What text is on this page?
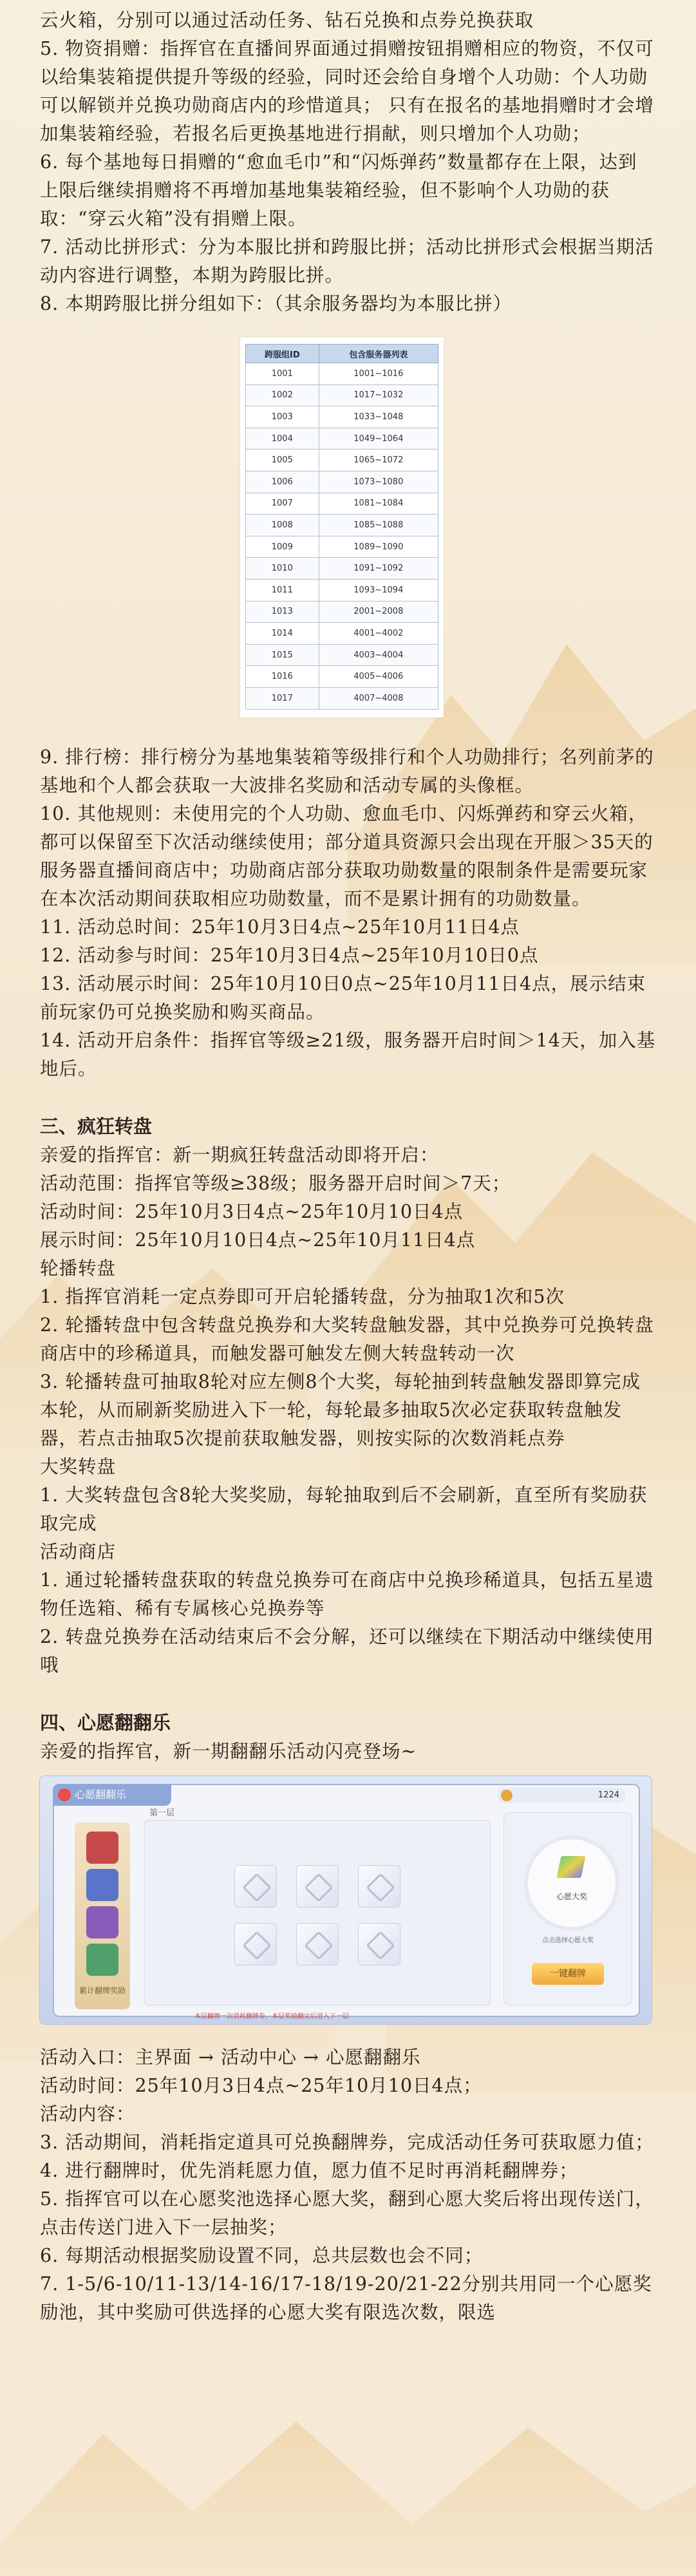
云火箱，分别可以通过活动任务、钻石兑换和点券兑换获取

5. 物资捐赠：指挥官在直播间界面通过捐赠按钮捐赠相应的物资，不仅可以给集装箱提供提升等级的经验，同时还会给自身增个人功勋：个人功勋可以解锁并兑换功勋商店内的珍惜道具； 只有在报名的基地捐赠时才会增加集装箱经验，若报名后更换基地进行捐献，则只增加个人功勋；

6. 每个基地每日捐赠的“愈血毛巾”和“闪烁弹药”数量都存在上限，达到上限后继续捐赠将不再增加基地集装箱经验，但不影响个人功勋的获取：“穿云火箱”没有捐赠上限。

7. 活动比拼形式：分为本服比拼和跨服比拼；活动比拼形式会根据当期活动内容进行调整，本期为跨服比拼。

8. 本期跨服比拼分组如下：（其余服务器均为本服比拼）

跨服组ID	包含服务器列表
1001	1001~1016
1002	1017~1032
1003	1033~1048
1004	1049~1064
1005	1065~1072
1006	1073~1080
1007	1081~1084
1008	1085~1088
1009	1089~1090
1010	1091~1092
1011	1093~1094
1013	2001~2008
1014	4001~4002
1015	4003~4004
1016	4005~4006
1017	4007~4008

9. 排行榜：排行榜分为基地集装箱等级排行和个人功勋排行；名列前茅的基地和个人都会获取一大波排名奖励和活动专属的头像框。

10. 其他规则：未使用完的个人功勋、愈血毛巾、闪烁弹药和穿云火箱，都可以保留至下次活动继续使用；部分道具资源只会出现在开服＞35天的服务器直播间商店中；功勋商店部分获取功勋数量的限制条件是需要玩家在本次活动期间获取相应功勋数量，而不是累计拥有的功勋数量。

11. 活动总时间：25年10月3日4点~25年10月11日4点

12. 活动参与时间：25年10月3日4点~25年10月10日0点

13. 活动展示时间：25年10月10日0点~25年10月11日4点，展示结束前玩家仍可兑换奖励和购买商品。

14. 活动开启条件：指挥官等级≥21级，服务器开启时间＞14天，加入基地后。

三、疯狂转盘

亲爱的指挥官：新一期疯狂转盘活动即将开启：

活动范围：指挥官等级≥38级；服务器开启时间＞7天；

活动时间：25年10月3日4点~25年10月10日4点

展示时间：25年10月10日4点~25年10月11日4点

轮播转盘

1. 指挥官消耗一定点券即可开启轮播转盘，分为抽取1次和5次

2. 轮播转盘中包含转盘兑换券和大奖转盘触发器，其中兑换券可兑换转盘商店中的珍稀道具，而触发器可触发左侧大转盘转动一次

3. 轮播转盘可抽取8轮对应左侧8个大奖，每轮抽到转盘触发器即算完成本轮，从而刷新奖励进入下一轮，每轮最多抽取5次必定获取转盘触发器，若点击抽取5次提前获取触发器，则按实际的次数消耗点券

大奖转盘

1. 大奖转盘包含8轮大奖奖励，每轮抽取到后不会刷新，直至所有奖励获取完成

活动商店

1. 通过轮播转盘获取的转盘兑换券可在商店中兑换珍稀道具，包括五星遗物任选箱、稀有专属核心兑换券等

2. 转盘兑换券在活动结束后不会分解，还可以继续在下期活动中继续使用哦

四、心愿翻翻乐

亲爱的指挥官，新一期翻翻乐活动闪亮登场~

心愿翻翻乐
第一层
1224
累计翻牌奖励
心愿大奖
点击选择心愿大奖
一键翻牌
本层翻牌一次消耗翻牌券，本层奖励翻完后进入下一层

活动入口：主界面 → 活动中心 → 心愿翻翻乐

活动时间：25年10月3日4点~25年10月10日4点；

活动内容：

3. 活动期间，消耗指定道具可兑换翻牌券，完成活动任务可获取愿力值；

4. 进行翻牌时，优先消耗愿力值，愿力值不足时再消耗翻牌券；

5. 指挥官可以在心愿奖池选择心愿大奖，翻到心愿大奖后将出现传送门，点击传送门进入下一层抽奖；

6. 每期活动根据奖励设置不同，总共层数也会不同；

7. 1-5/6-10/11-13/14-16/17-18/19-20/21-22分别共用同一个心愿奖励池，其中奖励可供选择的心愿大奖有限选次数，限选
·····
Check each line of the records for the word "亲爱的指挥官", and show the lines that contain it.

THE ANSWER —
亲爱的指挥官：新一期疯狂转盘活动即将开启：
亲爱的指挥官，新一期翻翻乐活动闪亮登场~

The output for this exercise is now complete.